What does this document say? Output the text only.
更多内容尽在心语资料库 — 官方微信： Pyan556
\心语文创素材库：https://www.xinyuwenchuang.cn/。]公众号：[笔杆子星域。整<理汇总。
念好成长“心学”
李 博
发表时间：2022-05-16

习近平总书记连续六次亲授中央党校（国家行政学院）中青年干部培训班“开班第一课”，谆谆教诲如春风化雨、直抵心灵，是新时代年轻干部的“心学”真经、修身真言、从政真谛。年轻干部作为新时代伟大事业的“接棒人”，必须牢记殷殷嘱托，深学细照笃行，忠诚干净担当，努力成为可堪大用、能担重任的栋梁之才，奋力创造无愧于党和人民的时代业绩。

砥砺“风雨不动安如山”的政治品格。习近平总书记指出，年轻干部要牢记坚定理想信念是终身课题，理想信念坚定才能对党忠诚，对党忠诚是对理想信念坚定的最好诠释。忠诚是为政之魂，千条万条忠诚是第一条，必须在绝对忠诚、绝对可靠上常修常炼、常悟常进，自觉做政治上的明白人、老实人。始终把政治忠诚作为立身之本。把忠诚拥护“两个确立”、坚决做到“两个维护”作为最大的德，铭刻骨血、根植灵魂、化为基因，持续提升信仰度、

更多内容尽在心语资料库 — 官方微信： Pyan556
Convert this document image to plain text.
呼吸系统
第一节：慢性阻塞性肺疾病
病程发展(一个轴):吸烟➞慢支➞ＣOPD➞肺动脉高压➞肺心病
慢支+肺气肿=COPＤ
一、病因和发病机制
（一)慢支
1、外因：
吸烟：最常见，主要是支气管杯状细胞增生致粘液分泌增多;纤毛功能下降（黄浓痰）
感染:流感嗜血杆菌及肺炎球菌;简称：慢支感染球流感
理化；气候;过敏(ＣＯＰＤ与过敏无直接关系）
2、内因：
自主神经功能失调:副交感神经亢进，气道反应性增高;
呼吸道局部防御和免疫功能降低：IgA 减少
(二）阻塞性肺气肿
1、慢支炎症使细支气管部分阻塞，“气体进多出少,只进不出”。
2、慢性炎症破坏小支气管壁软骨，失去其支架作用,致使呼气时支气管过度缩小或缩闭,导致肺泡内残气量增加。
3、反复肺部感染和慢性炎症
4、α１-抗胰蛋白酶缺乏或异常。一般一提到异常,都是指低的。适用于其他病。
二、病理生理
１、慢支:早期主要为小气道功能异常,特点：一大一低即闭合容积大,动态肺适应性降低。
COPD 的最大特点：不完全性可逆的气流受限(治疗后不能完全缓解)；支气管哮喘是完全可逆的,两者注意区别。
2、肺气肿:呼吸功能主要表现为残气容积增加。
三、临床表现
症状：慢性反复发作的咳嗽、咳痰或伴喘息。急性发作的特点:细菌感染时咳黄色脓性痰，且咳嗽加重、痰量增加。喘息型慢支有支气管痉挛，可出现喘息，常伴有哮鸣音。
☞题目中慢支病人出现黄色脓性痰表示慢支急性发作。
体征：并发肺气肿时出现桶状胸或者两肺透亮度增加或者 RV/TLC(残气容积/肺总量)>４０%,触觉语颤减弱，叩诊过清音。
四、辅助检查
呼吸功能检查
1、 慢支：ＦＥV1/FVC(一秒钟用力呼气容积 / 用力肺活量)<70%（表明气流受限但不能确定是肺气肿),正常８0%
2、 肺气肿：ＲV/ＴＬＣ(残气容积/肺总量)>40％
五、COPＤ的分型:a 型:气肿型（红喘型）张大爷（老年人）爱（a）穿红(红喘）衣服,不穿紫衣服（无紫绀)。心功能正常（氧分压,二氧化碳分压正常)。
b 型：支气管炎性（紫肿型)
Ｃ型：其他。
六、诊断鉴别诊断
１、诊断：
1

→ **What needs to be done**: Beginning at the line where "Convert this document image to plain text." appears, extract each line through the end of the data above; keep them exact and include nothing else.

→ **Written solution**:
Convert this document image to plain text.
呼吸系统
第一节：慢性阻塞性肺疾病
病程发展(一个轴):吸烟➞慢支➞ＣOPD➞肺动脉高压➞肺心病
慢支+肺气肿=COPＤ
一、病因和发病机制
（一)慢支
1、外因：
吸烟：最常见，主要是支气管杯状细胞增生致粘液分泌增多;纤毛功能下降（黄浓痰）
感染:流感嗜血杆菌及肺炎球菌;简称：慢支感染球流感
理化；气候;过敏(ＣＯＰＤ与过敏无直接关系）
2、内因：
自主神经功能失调:副交感神经亢进，气道反应性增高;
呼吸道局部防御和免疫功能降低：IgA 减少
(二）阻塞性肺气肿
1、慢支炎症使细支气管部分阻塞，“气体进多出少,只进不出”。
2、慢性炎症破坏小支气管壁软骨，失去其支架作用,致使呼气时支气管过度缩小或缩闭,导致肺泡内残气量增加。
3、反复肺部感染和慢性炎症
4、α１-抗胰蛋白酶缺乏或异常。一般一提到异常,都是指低的。适用于其他病。
二、病理生理
１、慢支:早期主要为小气道功能异常,特点：一大一低即闭合容积大,动态肺适应性降低。
COPD 的最大特点：不完全性可逆的气流受限(治疗后不能完全缓解)；支气管哮喘是完全可逆的,两者注意区别。
2、肺气肿:呼吸功能主要表现为残气容积增加。
三、临床表现
症状：慢性反复发作的咳嗽、咳痰或伴喘息。急性发作的特点:细菌感染时咳黄色脓性痰，且咳嗽加重、痰量增加。喘息型慢支有支气管痉挛，可出现喘息，常伴有哮鸣音。
☞题目中慢支病人出现黄色脓性痰表示慢支急性发作。
体征：并发肺气肿时出现桶状胸或者两肺透亮度增加或者 RV/TLC(残气容积/肺总量)>４０%,触觉语颤减弱，叩诊过清音。
四、辅助检查
呼吸功能检查
1、 慢支：ＦＥV1/FVC(一秒钟用力呼气容积 / 用力肺活量)<70%（表明气流受限但不能确定是肺气肿),正常８0%
2、 肺气肿：ＲV/ＴＬＣ(残气容积/肺总量)>40％
五、COPＤ的分型:a 型:气肿型（红喘型）张大爷（老年人）爱（a）穿红(红喘）衣服,不穿紫衣服（无紫绀)。心功能正常（氧分压,二氧化碳分压正常)。
b 型：支气管炎性（紫肿型)
Ｃ型：其他。
六、诊断鉴别诊断
１、诊断：
1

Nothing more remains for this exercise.